**PROBLEM:**
Go through the material and pull out every line with the string "this" in it.

**GIVEN DATA:**
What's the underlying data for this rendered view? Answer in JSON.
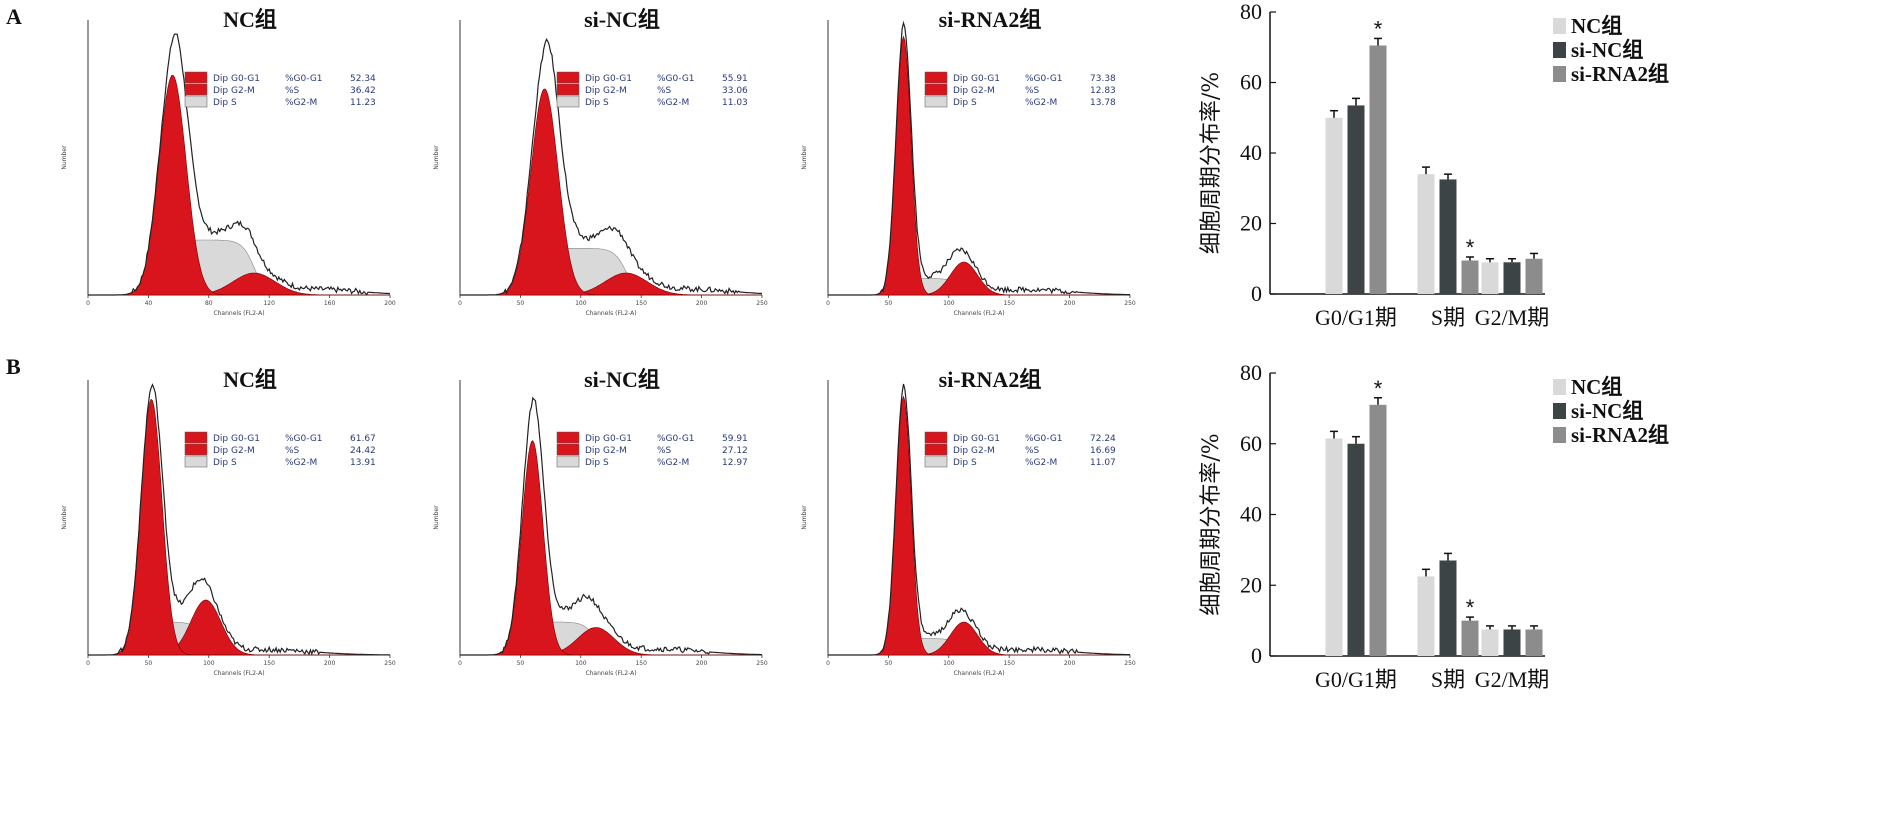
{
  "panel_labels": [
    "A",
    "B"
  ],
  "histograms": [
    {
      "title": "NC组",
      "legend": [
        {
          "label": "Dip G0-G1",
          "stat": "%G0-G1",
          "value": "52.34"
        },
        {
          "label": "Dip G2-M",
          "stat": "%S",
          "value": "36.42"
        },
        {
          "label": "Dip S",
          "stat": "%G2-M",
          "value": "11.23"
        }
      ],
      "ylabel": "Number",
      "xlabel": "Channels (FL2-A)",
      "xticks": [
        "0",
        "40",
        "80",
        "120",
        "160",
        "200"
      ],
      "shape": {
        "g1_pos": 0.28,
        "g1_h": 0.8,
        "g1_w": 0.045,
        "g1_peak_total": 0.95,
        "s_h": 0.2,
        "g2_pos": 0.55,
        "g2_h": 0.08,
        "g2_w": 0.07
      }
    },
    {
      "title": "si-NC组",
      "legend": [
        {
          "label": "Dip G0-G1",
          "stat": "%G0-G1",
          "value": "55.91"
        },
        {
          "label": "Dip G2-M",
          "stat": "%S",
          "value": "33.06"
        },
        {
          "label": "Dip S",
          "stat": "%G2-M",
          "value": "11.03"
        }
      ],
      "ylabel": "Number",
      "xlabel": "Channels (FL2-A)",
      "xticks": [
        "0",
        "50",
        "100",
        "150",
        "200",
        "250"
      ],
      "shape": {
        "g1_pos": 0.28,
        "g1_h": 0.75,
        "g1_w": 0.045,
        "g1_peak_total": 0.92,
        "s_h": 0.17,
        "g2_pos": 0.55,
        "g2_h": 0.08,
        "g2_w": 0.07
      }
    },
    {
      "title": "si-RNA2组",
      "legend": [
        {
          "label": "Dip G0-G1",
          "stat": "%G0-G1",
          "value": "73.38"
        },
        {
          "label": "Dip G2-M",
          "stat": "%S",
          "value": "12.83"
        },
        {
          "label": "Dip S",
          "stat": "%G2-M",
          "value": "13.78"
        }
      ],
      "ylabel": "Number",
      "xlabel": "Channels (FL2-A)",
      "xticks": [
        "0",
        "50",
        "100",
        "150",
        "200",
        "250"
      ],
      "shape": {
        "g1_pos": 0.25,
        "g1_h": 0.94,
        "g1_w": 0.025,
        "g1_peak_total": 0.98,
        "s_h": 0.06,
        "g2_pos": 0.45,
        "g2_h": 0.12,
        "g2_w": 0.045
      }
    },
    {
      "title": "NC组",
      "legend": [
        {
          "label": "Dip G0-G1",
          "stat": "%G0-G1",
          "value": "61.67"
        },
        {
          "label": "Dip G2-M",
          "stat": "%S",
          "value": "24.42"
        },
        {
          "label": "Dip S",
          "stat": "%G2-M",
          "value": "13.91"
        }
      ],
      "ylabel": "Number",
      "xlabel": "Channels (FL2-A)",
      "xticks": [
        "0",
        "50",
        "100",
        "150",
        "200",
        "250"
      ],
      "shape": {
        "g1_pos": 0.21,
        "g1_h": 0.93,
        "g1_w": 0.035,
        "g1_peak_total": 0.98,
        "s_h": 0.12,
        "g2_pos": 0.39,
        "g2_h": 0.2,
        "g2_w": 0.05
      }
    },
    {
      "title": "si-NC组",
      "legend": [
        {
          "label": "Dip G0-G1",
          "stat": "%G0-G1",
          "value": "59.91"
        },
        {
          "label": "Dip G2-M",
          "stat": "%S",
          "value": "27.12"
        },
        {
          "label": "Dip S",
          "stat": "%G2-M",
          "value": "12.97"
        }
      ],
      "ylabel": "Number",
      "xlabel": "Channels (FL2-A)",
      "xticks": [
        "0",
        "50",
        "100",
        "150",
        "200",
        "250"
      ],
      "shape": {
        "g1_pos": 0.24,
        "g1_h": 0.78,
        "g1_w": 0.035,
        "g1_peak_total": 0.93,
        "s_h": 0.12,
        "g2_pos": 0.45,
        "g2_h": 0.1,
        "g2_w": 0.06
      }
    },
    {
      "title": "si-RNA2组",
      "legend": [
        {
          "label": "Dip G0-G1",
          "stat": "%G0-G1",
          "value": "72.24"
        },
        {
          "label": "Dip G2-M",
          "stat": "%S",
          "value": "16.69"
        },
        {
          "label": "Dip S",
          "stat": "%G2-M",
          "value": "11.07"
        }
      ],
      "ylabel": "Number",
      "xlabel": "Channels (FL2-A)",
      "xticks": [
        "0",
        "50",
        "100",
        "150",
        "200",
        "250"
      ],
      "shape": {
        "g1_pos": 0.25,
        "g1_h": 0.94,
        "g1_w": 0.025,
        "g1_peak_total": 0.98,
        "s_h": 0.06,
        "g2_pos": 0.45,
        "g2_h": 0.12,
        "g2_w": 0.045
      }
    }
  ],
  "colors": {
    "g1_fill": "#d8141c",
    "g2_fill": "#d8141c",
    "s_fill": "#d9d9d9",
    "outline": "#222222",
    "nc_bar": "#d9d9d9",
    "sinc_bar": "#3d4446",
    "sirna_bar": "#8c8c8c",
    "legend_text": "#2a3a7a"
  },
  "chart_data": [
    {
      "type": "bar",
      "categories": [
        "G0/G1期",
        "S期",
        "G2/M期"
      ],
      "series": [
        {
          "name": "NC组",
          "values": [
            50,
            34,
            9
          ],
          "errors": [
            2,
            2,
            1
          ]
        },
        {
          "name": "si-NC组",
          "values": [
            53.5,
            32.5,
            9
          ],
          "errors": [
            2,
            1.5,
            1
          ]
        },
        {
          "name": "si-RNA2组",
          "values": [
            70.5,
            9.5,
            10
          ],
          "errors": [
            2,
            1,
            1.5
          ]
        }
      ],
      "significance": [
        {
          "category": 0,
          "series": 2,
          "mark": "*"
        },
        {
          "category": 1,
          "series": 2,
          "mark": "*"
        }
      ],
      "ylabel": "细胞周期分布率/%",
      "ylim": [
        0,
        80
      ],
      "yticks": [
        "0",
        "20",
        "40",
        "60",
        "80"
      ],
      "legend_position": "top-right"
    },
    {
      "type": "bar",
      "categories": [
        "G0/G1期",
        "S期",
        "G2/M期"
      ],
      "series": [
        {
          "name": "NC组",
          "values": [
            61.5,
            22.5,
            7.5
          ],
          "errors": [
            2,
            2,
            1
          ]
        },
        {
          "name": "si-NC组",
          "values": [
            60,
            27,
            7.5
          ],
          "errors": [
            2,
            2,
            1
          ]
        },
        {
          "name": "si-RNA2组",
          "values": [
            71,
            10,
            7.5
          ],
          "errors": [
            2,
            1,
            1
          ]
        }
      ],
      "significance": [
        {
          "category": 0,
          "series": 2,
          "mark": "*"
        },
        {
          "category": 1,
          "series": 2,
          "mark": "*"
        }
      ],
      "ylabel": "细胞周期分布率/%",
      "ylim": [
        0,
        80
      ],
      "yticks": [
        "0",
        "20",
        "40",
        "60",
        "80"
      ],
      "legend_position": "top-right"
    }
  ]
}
--
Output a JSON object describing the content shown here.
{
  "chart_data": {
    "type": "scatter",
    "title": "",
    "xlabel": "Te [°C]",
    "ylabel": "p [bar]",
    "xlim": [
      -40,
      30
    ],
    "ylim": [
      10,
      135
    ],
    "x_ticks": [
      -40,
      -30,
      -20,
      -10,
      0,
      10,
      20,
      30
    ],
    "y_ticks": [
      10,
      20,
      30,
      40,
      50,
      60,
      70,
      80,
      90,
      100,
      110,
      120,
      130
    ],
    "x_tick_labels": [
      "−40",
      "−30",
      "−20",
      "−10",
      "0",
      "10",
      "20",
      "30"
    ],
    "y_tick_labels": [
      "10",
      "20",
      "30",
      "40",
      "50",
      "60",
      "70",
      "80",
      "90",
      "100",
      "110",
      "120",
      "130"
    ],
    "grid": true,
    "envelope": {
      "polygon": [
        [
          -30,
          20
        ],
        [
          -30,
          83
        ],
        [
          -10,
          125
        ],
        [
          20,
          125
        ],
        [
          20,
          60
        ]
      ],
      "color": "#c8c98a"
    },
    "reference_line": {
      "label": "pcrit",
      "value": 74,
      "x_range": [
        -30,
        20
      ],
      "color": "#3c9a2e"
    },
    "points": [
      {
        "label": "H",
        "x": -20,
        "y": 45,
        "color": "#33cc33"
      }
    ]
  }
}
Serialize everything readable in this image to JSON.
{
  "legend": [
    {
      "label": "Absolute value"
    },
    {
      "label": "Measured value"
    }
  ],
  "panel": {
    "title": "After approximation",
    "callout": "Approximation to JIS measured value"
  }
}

**RESULT OF THE TASK:**
What's the underlying data for this rendered view? Answer in JSON.
Serialize everything readable in this image to JSON.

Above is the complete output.